◆ **Stated task**
How many lines hold the string "JSON"? Give only the number.

◆ **Records to process**
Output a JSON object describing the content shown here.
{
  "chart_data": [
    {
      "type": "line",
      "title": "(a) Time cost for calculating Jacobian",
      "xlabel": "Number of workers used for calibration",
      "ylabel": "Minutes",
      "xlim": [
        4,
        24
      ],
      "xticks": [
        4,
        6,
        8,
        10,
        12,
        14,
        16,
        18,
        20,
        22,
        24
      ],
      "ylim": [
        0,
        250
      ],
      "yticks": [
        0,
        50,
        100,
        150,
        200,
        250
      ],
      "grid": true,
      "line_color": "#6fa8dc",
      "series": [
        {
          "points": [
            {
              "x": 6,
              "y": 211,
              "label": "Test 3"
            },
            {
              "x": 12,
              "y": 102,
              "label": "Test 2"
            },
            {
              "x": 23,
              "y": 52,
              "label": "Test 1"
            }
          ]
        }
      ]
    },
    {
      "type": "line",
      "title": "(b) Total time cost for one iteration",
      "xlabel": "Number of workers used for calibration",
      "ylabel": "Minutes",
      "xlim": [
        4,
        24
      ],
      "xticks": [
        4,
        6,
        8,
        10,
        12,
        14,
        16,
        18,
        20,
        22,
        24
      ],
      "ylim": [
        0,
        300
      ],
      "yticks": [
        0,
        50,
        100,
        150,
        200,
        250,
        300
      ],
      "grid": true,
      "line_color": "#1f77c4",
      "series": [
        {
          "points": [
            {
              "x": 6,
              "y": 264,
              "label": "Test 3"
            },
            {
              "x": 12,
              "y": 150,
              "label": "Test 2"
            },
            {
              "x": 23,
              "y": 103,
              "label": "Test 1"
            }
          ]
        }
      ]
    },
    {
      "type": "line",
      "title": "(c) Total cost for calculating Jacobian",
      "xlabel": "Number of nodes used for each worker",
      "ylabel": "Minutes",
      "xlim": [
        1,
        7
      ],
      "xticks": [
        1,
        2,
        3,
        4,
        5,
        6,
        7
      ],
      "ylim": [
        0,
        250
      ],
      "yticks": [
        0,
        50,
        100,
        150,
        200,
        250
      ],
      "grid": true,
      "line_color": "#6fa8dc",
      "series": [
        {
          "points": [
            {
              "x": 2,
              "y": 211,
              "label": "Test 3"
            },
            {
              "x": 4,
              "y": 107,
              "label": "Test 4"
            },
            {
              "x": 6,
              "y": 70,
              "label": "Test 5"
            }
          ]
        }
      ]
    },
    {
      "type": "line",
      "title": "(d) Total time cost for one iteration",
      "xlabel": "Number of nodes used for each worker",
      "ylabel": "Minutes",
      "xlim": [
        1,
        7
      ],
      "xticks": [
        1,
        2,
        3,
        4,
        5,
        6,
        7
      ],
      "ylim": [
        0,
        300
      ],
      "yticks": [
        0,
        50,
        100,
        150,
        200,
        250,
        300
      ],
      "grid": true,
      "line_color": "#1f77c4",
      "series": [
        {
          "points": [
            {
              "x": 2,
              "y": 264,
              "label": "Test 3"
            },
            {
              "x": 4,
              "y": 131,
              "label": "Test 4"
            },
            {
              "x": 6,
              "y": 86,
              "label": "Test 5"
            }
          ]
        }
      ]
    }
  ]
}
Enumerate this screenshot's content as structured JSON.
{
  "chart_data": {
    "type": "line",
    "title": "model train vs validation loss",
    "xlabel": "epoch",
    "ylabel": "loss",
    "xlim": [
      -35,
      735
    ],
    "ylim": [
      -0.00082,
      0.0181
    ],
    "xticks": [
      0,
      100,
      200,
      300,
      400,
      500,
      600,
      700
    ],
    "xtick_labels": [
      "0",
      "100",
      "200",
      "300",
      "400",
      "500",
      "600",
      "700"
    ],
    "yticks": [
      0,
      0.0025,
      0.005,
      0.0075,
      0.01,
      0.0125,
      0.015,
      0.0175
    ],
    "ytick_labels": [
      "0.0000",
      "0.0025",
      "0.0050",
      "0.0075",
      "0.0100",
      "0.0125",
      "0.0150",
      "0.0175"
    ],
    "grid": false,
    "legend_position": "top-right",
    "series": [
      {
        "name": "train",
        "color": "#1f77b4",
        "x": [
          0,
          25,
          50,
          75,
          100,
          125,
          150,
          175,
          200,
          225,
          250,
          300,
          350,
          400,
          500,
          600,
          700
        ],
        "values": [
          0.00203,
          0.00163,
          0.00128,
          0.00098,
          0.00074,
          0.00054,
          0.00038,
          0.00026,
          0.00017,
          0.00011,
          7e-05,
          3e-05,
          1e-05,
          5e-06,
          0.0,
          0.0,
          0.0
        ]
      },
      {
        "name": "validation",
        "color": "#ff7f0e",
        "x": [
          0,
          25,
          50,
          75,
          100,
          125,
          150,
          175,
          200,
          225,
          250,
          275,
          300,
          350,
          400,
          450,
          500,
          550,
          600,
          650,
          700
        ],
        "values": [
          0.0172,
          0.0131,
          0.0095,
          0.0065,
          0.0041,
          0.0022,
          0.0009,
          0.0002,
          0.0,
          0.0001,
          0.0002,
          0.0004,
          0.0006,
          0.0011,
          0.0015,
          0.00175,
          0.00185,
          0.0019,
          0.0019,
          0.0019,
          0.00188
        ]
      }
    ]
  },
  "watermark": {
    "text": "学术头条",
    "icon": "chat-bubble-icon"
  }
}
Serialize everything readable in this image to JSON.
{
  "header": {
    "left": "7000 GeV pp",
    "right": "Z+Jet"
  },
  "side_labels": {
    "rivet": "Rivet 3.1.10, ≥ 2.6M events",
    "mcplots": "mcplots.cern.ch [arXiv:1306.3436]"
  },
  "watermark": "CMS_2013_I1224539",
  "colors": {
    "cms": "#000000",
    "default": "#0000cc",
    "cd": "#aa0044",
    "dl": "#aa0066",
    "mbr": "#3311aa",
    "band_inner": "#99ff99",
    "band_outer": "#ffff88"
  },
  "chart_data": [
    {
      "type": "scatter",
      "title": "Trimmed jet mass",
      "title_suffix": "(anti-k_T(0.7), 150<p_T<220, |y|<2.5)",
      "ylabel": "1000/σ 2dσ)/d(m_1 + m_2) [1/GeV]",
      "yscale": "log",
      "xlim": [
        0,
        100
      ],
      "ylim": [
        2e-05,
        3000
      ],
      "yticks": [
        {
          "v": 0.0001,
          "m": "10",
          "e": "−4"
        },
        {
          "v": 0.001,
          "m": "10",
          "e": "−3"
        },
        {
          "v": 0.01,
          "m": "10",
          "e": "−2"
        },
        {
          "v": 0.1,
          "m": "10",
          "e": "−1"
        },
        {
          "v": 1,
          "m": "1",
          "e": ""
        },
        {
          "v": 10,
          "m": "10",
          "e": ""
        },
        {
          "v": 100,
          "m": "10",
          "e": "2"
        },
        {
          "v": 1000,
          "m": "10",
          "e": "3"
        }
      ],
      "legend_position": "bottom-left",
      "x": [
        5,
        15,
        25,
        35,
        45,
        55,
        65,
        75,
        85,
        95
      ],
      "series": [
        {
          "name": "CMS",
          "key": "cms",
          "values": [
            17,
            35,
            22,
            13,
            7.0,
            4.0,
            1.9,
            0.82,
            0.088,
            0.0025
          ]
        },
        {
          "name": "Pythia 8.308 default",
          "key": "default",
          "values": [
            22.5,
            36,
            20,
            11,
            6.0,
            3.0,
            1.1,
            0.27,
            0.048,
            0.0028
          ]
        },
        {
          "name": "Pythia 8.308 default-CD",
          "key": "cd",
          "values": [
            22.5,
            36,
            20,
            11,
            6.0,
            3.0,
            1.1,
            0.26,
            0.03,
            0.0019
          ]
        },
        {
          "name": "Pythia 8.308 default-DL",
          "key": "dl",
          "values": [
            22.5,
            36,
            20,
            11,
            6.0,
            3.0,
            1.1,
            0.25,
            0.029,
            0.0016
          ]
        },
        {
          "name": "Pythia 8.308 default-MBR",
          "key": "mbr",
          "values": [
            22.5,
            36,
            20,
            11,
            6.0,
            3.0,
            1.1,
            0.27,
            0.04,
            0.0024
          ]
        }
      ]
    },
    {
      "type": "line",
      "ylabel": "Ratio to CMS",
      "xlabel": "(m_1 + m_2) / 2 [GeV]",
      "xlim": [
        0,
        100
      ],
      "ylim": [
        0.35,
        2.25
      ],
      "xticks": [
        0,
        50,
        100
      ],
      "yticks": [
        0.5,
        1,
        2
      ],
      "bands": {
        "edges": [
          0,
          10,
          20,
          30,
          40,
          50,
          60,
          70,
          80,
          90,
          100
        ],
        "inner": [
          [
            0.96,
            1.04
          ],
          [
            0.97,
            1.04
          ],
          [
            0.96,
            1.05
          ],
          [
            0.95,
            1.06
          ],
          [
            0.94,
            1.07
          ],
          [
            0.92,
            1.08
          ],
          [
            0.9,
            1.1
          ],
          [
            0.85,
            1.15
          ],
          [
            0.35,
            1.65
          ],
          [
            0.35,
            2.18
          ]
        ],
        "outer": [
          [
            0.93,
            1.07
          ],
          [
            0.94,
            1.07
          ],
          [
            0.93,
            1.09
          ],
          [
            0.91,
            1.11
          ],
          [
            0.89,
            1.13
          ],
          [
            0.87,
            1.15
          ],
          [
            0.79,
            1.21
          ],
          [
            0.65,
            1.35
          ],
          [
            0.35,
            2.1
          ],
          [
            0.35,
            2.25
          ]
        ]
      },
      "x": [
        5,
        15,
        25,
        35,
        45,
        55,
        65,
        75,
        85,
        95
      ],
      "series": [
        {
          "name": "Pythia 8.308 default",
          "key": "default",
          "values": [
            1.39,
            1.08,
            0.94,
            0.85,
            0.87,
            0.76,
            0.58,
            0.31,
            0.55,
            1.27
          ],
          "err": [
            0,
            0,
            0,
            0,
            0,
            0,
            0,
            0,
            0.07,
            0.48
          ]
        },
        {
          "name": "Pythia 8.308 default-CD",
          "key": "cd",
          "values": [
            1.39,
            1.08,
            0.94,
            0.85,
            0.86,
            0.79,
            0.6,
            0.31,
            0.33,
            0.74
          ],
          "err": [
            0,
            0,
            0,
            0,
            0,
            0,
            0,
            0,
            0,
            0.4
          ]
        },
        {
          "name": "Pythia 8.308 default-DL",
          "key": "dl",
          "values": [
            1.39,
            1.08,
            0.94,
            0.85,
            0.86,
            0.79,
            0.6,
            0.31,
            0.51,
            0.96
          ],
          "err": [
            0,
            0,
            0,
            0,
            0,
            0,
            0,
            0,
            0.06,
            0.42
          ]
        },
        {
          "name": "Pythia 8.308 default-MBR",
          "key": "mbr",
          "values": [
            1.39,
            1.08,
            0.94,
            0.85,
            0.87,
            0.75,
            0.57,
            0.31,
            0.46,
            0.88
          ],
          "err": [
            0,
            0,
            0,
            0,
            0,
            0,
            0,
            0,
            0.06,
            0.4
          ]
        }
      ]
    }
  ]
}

◆ **Answer to this exercise**
3